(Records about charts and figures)
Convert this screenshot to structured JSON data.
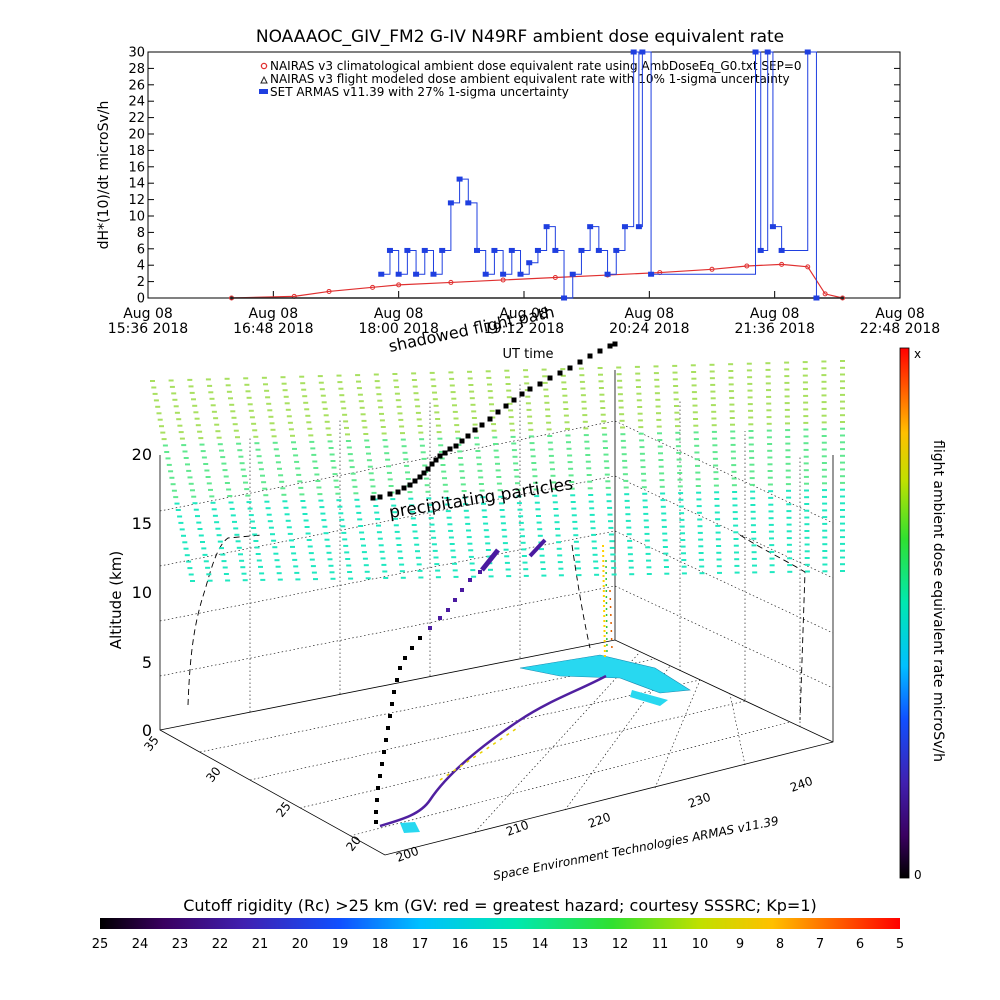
{
  "chart_data": [
    {
      "type": "line",
      "title": "NOAAAOC_GIV_FM2 G-IV    N49RF  ambient dose equivalent rate",
      "xlabel": "UT time",
      "ylabel": "dH*(10)/dt microSv/h",
      "ylim": [
        0,
        30
      ],
      "yticks": [
        "0",
        "2",
        "4",
        "6",
        "8",
        "10",
        "12",
        "14",
        "16",
        "18",
        "20",
        "22",
        "24",
        "26",
        "28",
        "30"
      ],
      "xlim": [
        "2018-08-08 15:36",
        "2018-08-08 22:48"
      ],
      "xticks": [
        {
          "top": "Aug 08",
          "bottom": "15:36  2018"
        },
        {
          "top": "Aug 08",
          "bottom": "16:48  2018"
        },
        {
          "top": "Aug 08",
          "bottom": "18:00  2018"
        },
        {
          "top": "Aug 08",
          "bottom": "19:12  2018"
        },
        {
          "top": "Aug 08",
          "bottom": "20:24  2018"
        },
        {
          "top": "Aug 08",
          "bottom": "21:36  2018"
        },
        {
          "top": "Aug 08",
          "bottom": "22:48  2018"
        }
      ],
      "legend_position": "top",
      "series": [
        {
          "name": "NAIRAS v3 climatological ambient dose equivalent rate using AmbDoseEq_G0.txt SEP=0",
          "color": "#e03030",
          "x": [
            "16:24",
            "17:00",
            "17:20",
            "17:45",
            "18:00",
            "18:30",
            "19:00",
            "19:30",
            "20:00",
            "20:30",
            "21:00",
            "21:20",
            "21:40",
            "21:55",
            "22:05",
            "22:15"
          ],
          "values": [
            0,
            0.2,
            0.8,
            1.3,
            1.6,
            1.9,
            2.2,
            2.5,
            2.8,
            3.1,
            3.5,
            3.9,
            4.1,
            3.8,
            0.5,
            0
          ]
        },
        {
          "name": "NAIRAS v3 flight modeled dose ambient equivalent rate with 10% 1-sigma uncertainty",
          "color": "#222222",
          "x": [
            "16:24",
            "22:15"
          ],
          "values": [
            0,
            0
          ]
        },
        {
          "name": "SET ARMAS v11.39 with 27% 1-sigma uncertainty",
          "color": "#1f3fe0",
          "x": [
            "17:50",
            "17:55",
            "18:00",
            "18:05",
            "18:10",
            "18:15",
            "18:20",
            "18:25",
            "18:30",
            "18:35",
            "18:40",
            "18:45",
            "18:50",
            "18:55",
            "19:00",
            "19:05",
            "19:10",
            "19:15",
            "19:20",
            "19:25",
            "19:30",
            "19:35",
            "19:40",
            "19:45",
            "19:50",
            "19:55",
            "20:00",
            "20:05",
            "20:10",
            "20:15",
            "20:18",
            "20:20",
            "20:25",
            "21:25",
            "21:28",
            "21:32",
            "21:35",
            "21:40",
            "21:55",
            "22:00"
          ],
          "values": [
            2.9,
            5.8,
            2.9,
            5.8,
            2.9,
            5.8,
            2.9,
            5.8,
            11.6,
            14.5,
            11.6,
            5.8,
            2.9,
            5.8,
            2.9,
            5.8,
            2.9,
            4.3,
            5.8,
            8.7,
            5.8,
            0,
            2.9,
            5.8,
            8.7,
            5.8,
            2.9,
            5.8,
            8.7,
            30,
            8.7,
            30,
            2.9,
            30,
            5.8,
            30,
            8.7,
            5.8,
            30,
            0
          ]
        }
      ]
    },
    {
      "type": "scatter",
      "subtype": "3d-trajectory",
      "zlabel": "Altitude (km)",
      "zticks": [
        "0",
        "5",
        "10",
        "15",
        "20"
      ],
      "xticks": [
        "200",
        "210",
        "220",
        "230",
        "240"
      ],
      "yticks": [
        "20",
        "25",
        "30",
        "35"
      ],
      "credit": "Space Environment Technologies ARMAS v11.39",
      "annotations": [
        "precipitating particles",
        "shadowed flight path"
      ],
      "colorbar": {
        "label": "flight ambient dose equivalent rate microSv/h",
        "min_label": "0",
        "max_label": "x"
      }
    },
    {
      "type": "heatmap",
      "subtype": "colorbar",
      "label": "Cutoff rigidity (Rc) >25 km (GV: red = greatest hazard; courtesy SSSRC; Kp=1)",
      "ticks": [
        "25",
        "24",
        "23",
        "22",
        "21",
        "20",
        "19",
        "18",
        "17",
        "16",
        "15",
        "14",
        "13",
        "12",
        "11",
        "10",
        "9",
        "8",
        "7",
        "6",
        "5"
      ]
    }
  ]
}
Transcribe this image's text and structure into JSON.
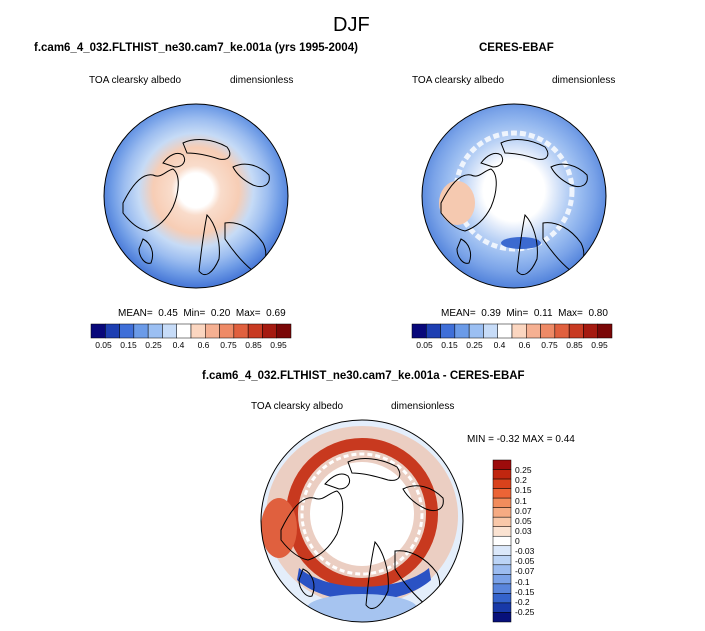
{
  "page_title": "DJF",
  "panels": [
    {
      "title": "f.cam6_4_032.FLTHIST_ne30.cam7_ke.001a (yrs 1995-2004)",
      "variable": "TOA clearsky albedo",
      "units": "dimensionless",
      "stats": {
        "mean_label": "MEAN=",
        "mean": "0.45",
        "min_label": "Min=",
        "min": "0.20",
        "max_label": "Max=",
        "max": "0.69"
      }
    },
    {
      "title": "CERES-EBAF",
      "variable": "TOA clearsky albedo",
      "units": "dimensionless",
      "stats": {
        "mean_label": "MEAN=",
        "mean": "0.39",
        "min_label": "Min=",
        "min": "0.11",
        "max_label": "Max=",
        "max": "0.80"
      }
    },
    {
      "title": "f.cam6_4_032.FLTHIST_ne30.cam7_ke.001a - CERES-EBAF",
      "variable": "TOA clearsky albedo",
      "units": "dimensionless",
      "stats_text": "MIN = -0.32 MAX =  0.44"
    }
  ],
  "colorbar_abs": {
    "labels": [
      "0.05",
      "0.15",
      "0.25",
      "0.4",
      "0.6",
      "0.75",
      "0.85",
      "0.95"
    ],
    "colors": [
      "#08087a",
      "#1d3fb2",
      "#3f6fd8",
      "#6b9be8",
      "#9bbff2",
      "#c7dcf8",
      "#ffffff",
      "#fbd6c0",
      "#f5b092",
      "#ee8a66",
      "#e0603e",
      "#c83a22",
      "#a51a10",
      "#7a0707"
    ]
  },
  "colorbar_diff": {
    "labels": [
      "0.25",
      "0.2",
      "0.15",
      "0.1",
      "0.07",
      "0.05",
      "0.03",
      "0",
      "-0.03",
      "-0.05",
      "-0.07",
      "-0.1",
      "-0.15",
      "-0.2",
      "-0.25"
    ],
    "colors": [
      "#9c0b0b",
      "#c0260f",
      "#d9421c",
      "#eb6436",
      "#f28c5c",
      "#f6ab83",
      "#f9c8a9",
      "#fbe3d2",
      "#ffffff",
      "#dbe8fa",
      "#bcd4f6",
      "#9cbcf0",
      "#7ba2e8",
      "#5985dc",
      "#3463cc",
      "#1839a8",
      "#07107a"
    ]
  },
  "chart_data": [
    {
      "type": "heatmap",
      "title": "f.cam6_4_032.FLTHIST_ne30.cam7_ke.001a (yrs 1995-2004)",
      "projection": "north polar stereographic",
      "variable": "TOA clearsky albedo",
      "units": "dimensionless",
      "mean": 0.45,
      "min": 0.2,
      "max": 0.69,
      "levels": [
        0.05,
        0.1,
        0.15,
        0.2,
        0.25,
        0.3,
        0.4,
        0.5,
        0.6,
        0.7,
        0.75,
        0.8,
        0.85,
        0.9,
        0.95
      ]
    },
    {
      "type": "heatmap",
      "title": "CERES-EBAF",
      "projection": "north polar stereographic",
      "variable": "TOA clearsky albedo",
      "units": "dimensionless",
      "mean": 0.39,
      "min": 0.11,
      "max": 0.8,
      "levels": [
        0.05,
        0.1,
        0.15,
        0.2,
        0.25,
        0.3,
        0.4,
        0.5,
        0.6,
        0.7,
        0.75,
        0.8,
        0.85,
        0.9,
        0.95
      ]
    },
    {
      "type": "heatmap",
      "title": "f.cam6_4_032.FLTHIST_ne30.cam7_ke.001a - CERES-EBAF",
      "projection": "north polar stereographic",
      "variable": "TOA clearsky albedo",
      "units": "dimensionless",
      "min": -0.32,
      "max": 0.44,
      "levels": [
        -0.25,
        -0.2,
        -0.15,
        -0.1,
        -0.07,
        -0.05,
        -0.03,
        0,
        0.03,
        0.05,
        0.07,
        0.1,
        0.15,
        0.2,
        0.25
      ]
    }
  ]
}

Set task:
Set out every line from the material that contains the string "sigma".

Task response:
          "name": "NAIRAS v3 flight modeled dose ambient equivalent rate with 10% 1-sigma uncertainty",
          "name": "SET ARMAS v11.39 with 27% 1-sigma uncertainty",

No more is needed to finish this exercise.